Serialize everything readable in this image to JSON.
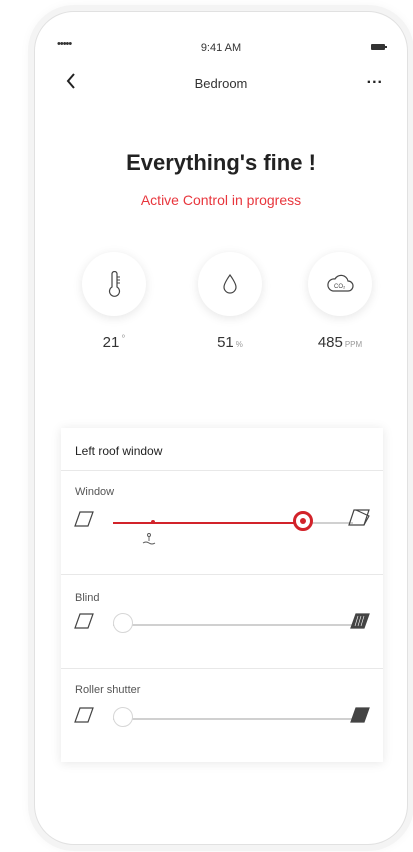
{
  "status_bar": {
    "signal": "•••••",
    "time": "9:41 AM"
  },
  "nav": {
    "back_icon": "chevron-left-icon",
    "title": "Bedroom",
    "more_label": "..."
  },
  "status": {
    "headline": "Everything's fine !",
    "subline": "Active Control in progress"
  },
  "metrics": [
    {
      "icon": "thermometer-icon",
      "value": "21",
      "unit": "°"
    },
    {
      "icon": "humidity-drop-icon",
      "value": "51",
      "unit": "%"
    },
    {
      "icon": "co2-cloud-icon",
      "value": "485",
      "unit": "PPM"
    }
  ],
  "device": {
    "title": "Left roof window",
    "controls": [
      {
        "label": "Window",
        "level": 0.82,
        "active": true,
        "marker": 0.16
      },
      {
        "label": "Blind",
        "level": 0.0,
        "active": false
      },
      {
        "label": "Roller shutter",
        "level": 0.0,
        "active": false
      }
    ]
  },
  "colors": {
    "accent": "#d2232a",
    "accent_text": "#e8363d"
  }
}
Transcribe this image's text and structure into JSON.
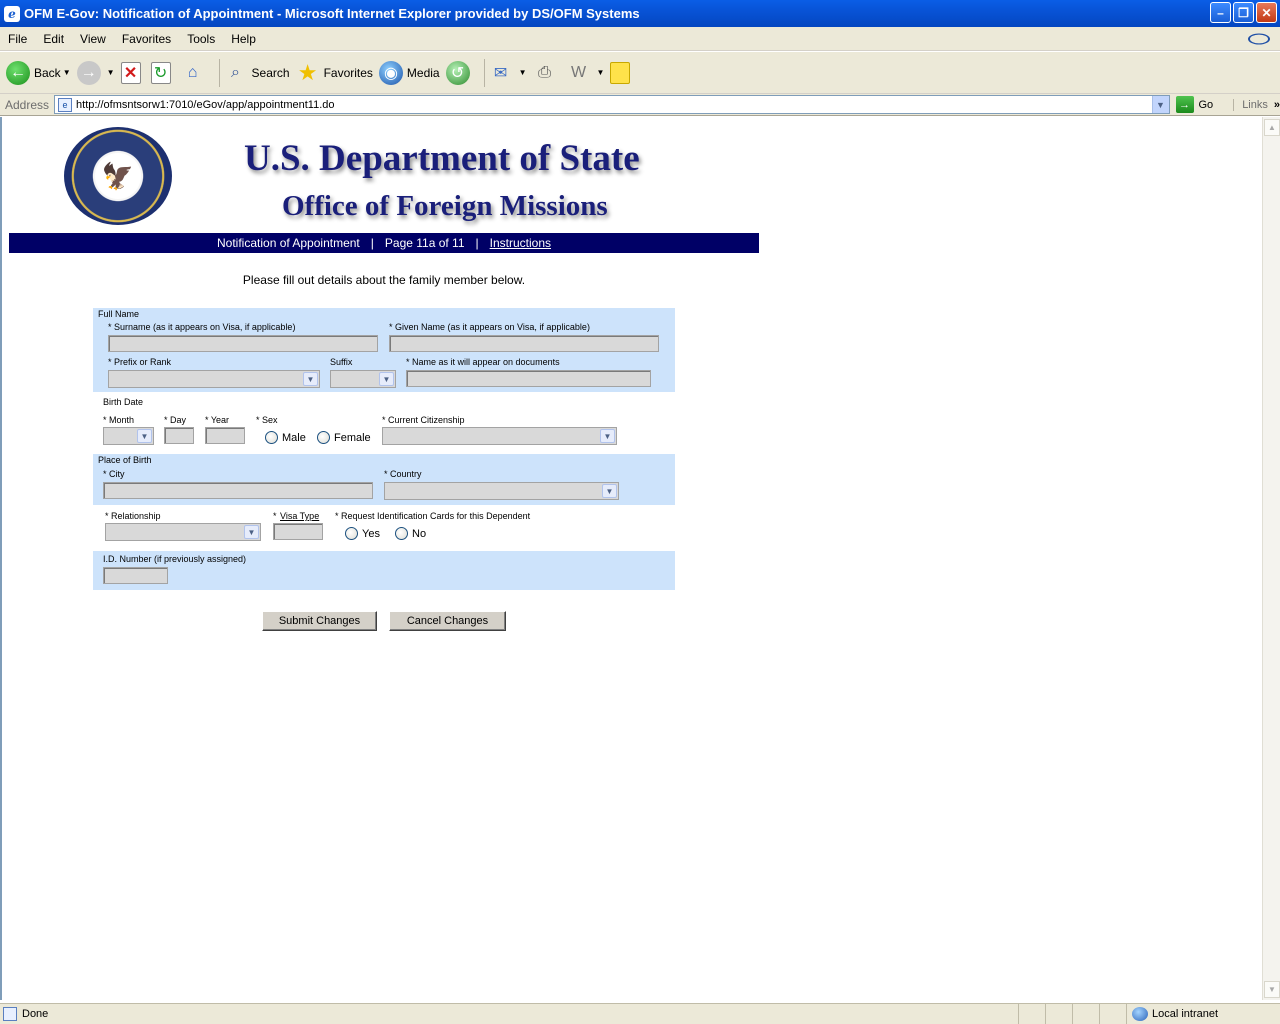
{
  "window": {
    "title": "OFM E-Gov: Notification of Appointment - Microsoft Internet Explorer provided by DS/OFM Systems",
    "minimize_glyph": "–",
    "maximize_glyph": "❐",
    "close_glyph": "✕"
  },
  "menu": [
    "File",
    "Edit",
    "View",
    "Favorites",
    "Tools",
    "Help"
  ],
  "toolbar": {
    "back": "Back",
    "search": "Search",
    "favorites": "Favorites",
    "media": "Media"
  },
  "address": {
    "label": "Address",
    "url": "http://ofmsntsorw1:7010/eGov/app/appointment11.do",
    "go": "Go",
    "links": "Links"
  },
  "header": {
    "title": "U.S. Department of State",
    "subtitle": "Office of Foreign Missions"
  },
  "nav": {
    "page_name": "Notification of Appointment",
    "separator": "|",
    "page_number": "Page 11a of 11",
    "instructions": "Instructions"
  },
  "intro": "Please fill out details about the family member below.",
  "form": {
    "full_name_heading": "Full Name",
    "surname_label": "* Surname (as it appears on Visa, if applicable)",
    "given_name_label": "* Given Name (as it appears on Visa, if applicable)",
    "prefix_label": "* Prefix or Rank",
    "suffix_label": "Suffix",
    "doc_name_label": "* Name as it will appear on documents",
    "birth_date_heading": "Birth Date",
    "month_label": "* Month",
    "day_label": "* Day",
    "year_label": "* Year",
    "sex_label": "* Sex",
    "sex_options": [
      "Male",
      "Female"
    ],
    "citizenship_label": "* Current Citizenship",
    "place_of_birth_heading": "Place of Birth",
    "city_label": "* City",
    "country_label": "* Country",
    "relationship_label": "* Relationship",
    "visa_type_star": "*",
    "visa_type_label": "Visa Type",
    "id_cards_label": "* Request Identification Cards for this Dependent",
    "id_cards_options": [
      "Yes",
      "No"
    ],
    "id_number_label": "I.D. Number (if previously assigned)"
  },
  "buttons": {
    "submit": "Submit Changes",
    "cancel": "Cancel Changes"
  },
  "status": {
    "text": "Done",
    "zone": "Local intranet"
  },
  "colors": {
    "title_bar": "#0853d6",
    "nav_strip": "#000066",
    "form_band": "#cde3fb",
    "heading_text": "#1a1f7a"
  }
}
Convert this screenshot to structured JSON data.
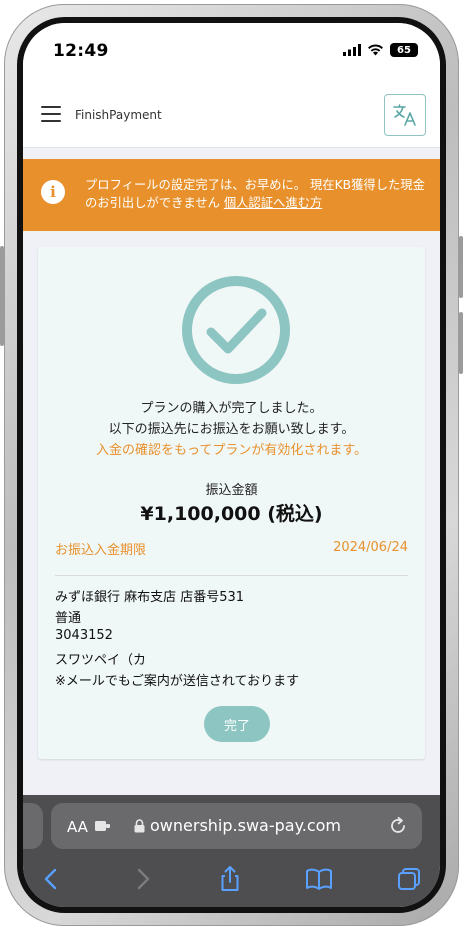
{
  "status_bar": {
    "time": "12:49",
    "battery": "65"
  },
  "app_bar": {
    "title": "FinishPayment"
  },
  "notice": {
    "text": "プロフィールの設定完了は、お早めに。 現在KB獲得した現金のお引出しができません",
    "link": "個人認証へ進む方"
  },
  "card": {
    "message_line1": "プランの購入が完了しました。",
    "message_line2": "以下の振込先にお振込をお願い致します。",
    "message_line3": "入金の確認をもってプランが有効化されます。",
    "amount_label": "振込金額",
    "amount": "¥1,100,000 (税込)",
    "deadline_label": "お振込入金期限",
    "deadline_date": "2024/06/24",
    "bank_lines": [
      "みずほ銀行 麻布支店 店番号531",
      "普通",
      "3043152",
      "スワツペイ（カ",
      "※メールでもご案内が送信されております"
    ],
    "done_button": "完了"
  },
  "browser": {
    "text_size_label": "AA",
    "url": "ownership.swa-pay.com"
  },
  "colors": {
    "accent_orange": "#e8912c",
    "teal": "#8cc5c1",
    "card_bg": "#f0f7f7"
  },
  "icons": [
    "menu-icon",
    "translate-icon",
    "info-icon",
    "check-circle-icon",
    "lock-icon",
    "reload-icon",
    "back-icon",
    "forward-icon",
    "share-icon",
    "bookmarks-icon",
    "tabs-icon"
  ]
}
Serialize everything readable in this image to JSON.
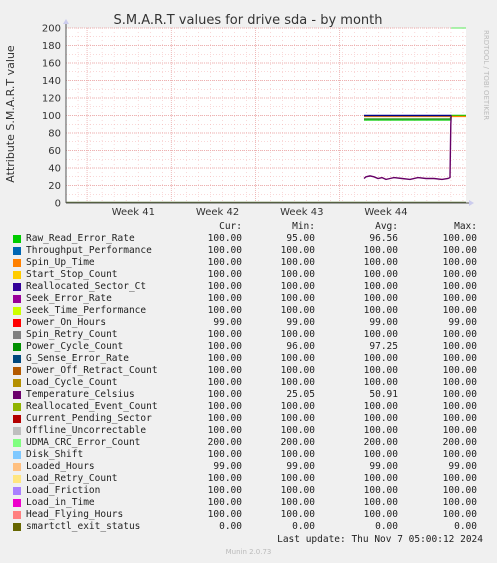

········

**Instructions for the task:** Reproduce exactly, without any picture, the lines from the one bearing "Convert this screenshot" to the last line of the records above.

**Answer to the exercise:**
Convert this screenshot to structured JSON data.
{
  "status_bar": {
    "time": "12:49",
    "battery": "65"
  },
  "app_bar": {
    "title": "FinishPayment"
  },
  "notice": {
    "text": "プロフィールの設定完了は、お早めに。 現在KB獲得した現金のお引出しができません",
    "link": "個人認証へ進む方"
  },
  "card": {
    "message_line1": "プランの購入が完了しました。",
    "message_line2": "以下の振込先にお振込をお願い致します。",
    "message_line3": "入金の確認をもってプランが有効化されます。",
    "amount_label": "振込金額",
    "amount": "¥1,100,000 (税込)",
    "deadline_label": "お振込入金期限",
    "deadline_date": "2024/06/24",
    "bank_lines": [
      "みずほ銀行 麻布支店 店番号531",
      "普通",
      "3043152",
      "スワツペイ（カ",
      "※メールでもご案内が送信されております"
    ],
    "done_button": "完了"
  },
  "browser": {
    "text_size_label": "AA",
    "url": "ownership.swa-pay.com"
  },
  "colors": {
    "accent_orange": "#e8912c",
    "teal": "#8cc5c1",
    "card_bg": "#f0f7f7"
  },
  "icons": [
    "menu-icon",
    "translate-icon",
    "info-icon",
    "check-circle-icon",
    "lock-icon",
    "reload-icon",
    "back-icon",
    "forward-icon",
    "share-icon",
    "bookmarks-icon",
    "tabs-icon"
  ]
}
Serialize everything readable in this image to JSON.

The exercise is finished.